Data listing:
:::

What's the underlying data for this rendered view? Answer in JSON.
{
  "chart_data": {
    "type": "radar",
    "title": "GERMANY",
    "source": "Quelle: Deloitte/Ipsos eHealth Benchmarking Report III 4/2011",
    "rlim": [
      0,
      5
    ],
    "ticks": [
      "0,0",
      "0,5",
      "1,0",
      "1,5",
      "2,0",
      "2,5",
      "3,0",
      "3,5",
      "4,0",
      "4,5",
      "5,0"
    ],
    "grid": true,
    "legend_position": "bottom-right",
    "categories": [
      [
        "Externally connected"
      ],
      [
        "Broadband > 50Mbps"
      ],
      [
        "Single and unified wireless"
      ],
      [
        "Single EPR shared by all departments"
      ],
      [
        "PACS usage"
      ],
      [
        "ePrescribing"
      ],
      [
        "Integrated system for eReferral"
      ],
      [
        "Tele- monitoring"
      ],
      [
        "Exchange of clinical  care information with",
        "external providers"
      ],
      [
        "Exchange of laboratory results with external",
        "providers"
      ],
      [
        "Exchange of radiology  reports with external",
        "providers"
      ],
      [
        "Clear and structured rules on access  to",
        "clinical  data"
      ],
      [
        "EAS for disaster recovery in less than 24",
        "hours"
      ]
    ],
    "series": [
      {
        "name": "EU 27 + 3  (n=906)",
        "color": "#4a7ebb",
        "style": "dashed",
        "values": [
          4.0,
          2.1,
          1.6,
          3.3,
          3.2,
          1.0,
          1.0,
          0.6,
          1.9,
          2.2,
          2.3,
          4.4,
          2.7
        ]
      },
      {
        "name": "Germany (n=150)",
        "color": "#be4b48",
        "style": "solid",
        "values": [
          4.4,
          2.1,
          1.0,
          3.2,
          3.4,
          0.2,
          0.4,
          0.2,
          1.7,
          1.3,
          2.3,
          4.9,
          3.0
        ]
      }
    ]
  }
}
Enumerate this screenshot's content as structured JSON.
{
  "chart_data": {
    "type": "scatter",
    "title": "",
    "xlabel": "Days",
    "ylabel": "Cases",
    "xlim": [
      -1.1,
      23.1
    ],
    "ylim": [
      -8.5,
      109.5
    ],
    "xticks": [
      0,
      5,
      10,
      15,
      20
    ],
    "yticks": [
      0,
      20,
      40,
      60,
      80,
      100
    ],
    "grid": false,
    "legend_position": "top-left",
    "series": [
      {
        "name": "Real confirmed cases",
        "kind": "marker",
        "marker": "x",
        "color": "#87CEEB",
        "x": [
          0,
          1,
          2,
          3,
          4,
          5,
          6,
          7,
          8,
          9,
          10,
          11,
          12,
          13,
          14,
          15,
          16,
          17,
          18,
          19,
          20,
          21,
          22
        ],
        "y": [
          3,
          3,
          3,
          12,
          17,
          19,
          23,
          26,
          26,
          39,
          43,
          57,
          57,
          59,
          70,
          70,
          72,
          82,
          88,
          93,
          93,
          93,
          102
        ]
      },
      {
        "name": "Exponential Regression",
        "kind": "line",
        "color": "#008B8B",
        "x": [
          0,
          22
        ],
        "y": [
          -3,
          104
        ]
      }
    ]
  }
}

:::

Given instruction:
Reproduce the lines word for word, starting at the one holding "Enumerate this screenshot's" and ending at the final line of the material above.

Answer for the task:
Enumerate this screenshot's content as structured JSON.
{
  "chart_data": {
    "type": "scatter",
    "title": "",
    "xlabel": "Days",
    "ylabel": "Cases",
    "xlim": [
      -1.1,
      23.1
    ],
    "ylim": [
      -8.5,
      109.5
    ],
    "xticks": [
      0,
      5,
      10,
      15,
      20
    ],
    "yticks": [
      0,
      20,
      40,
      60,
      80,
      100
    ],
    "grid": false,
    "legend_position": "top-left",
    "series": [
      {
        "name": "Real confirmed cases",
        "kind": "marker",
        "marker": "x",
        "color": "#87CEEB",
        "x": [
          0,
          1,
          2,
          3,
          4,
          5,
          6,
          7,
          8,
          9,
          10,
          11,
          12,
          13,
          14,
          15,
          16,
          17,
          18,
          19,
          20,
          21,
          22
        ],
        "y": [
          3,
          3,
          3,
          12,
          17,
          19,
          23,
          26,
          26,
          39,
          43,
          57,
          57,
          59,
          70,
          70,
          72,
          82,
          88,
          93,
          93,
          93,
          102
        ]
      },
      {
        "name": "Exponential Regression",
        "kind": "line",
        "color": "#008B8B",
        "x": [
          0,
          22
        ],
        "y": [
          -3,
          104
        ]
      }
    ]
  }
}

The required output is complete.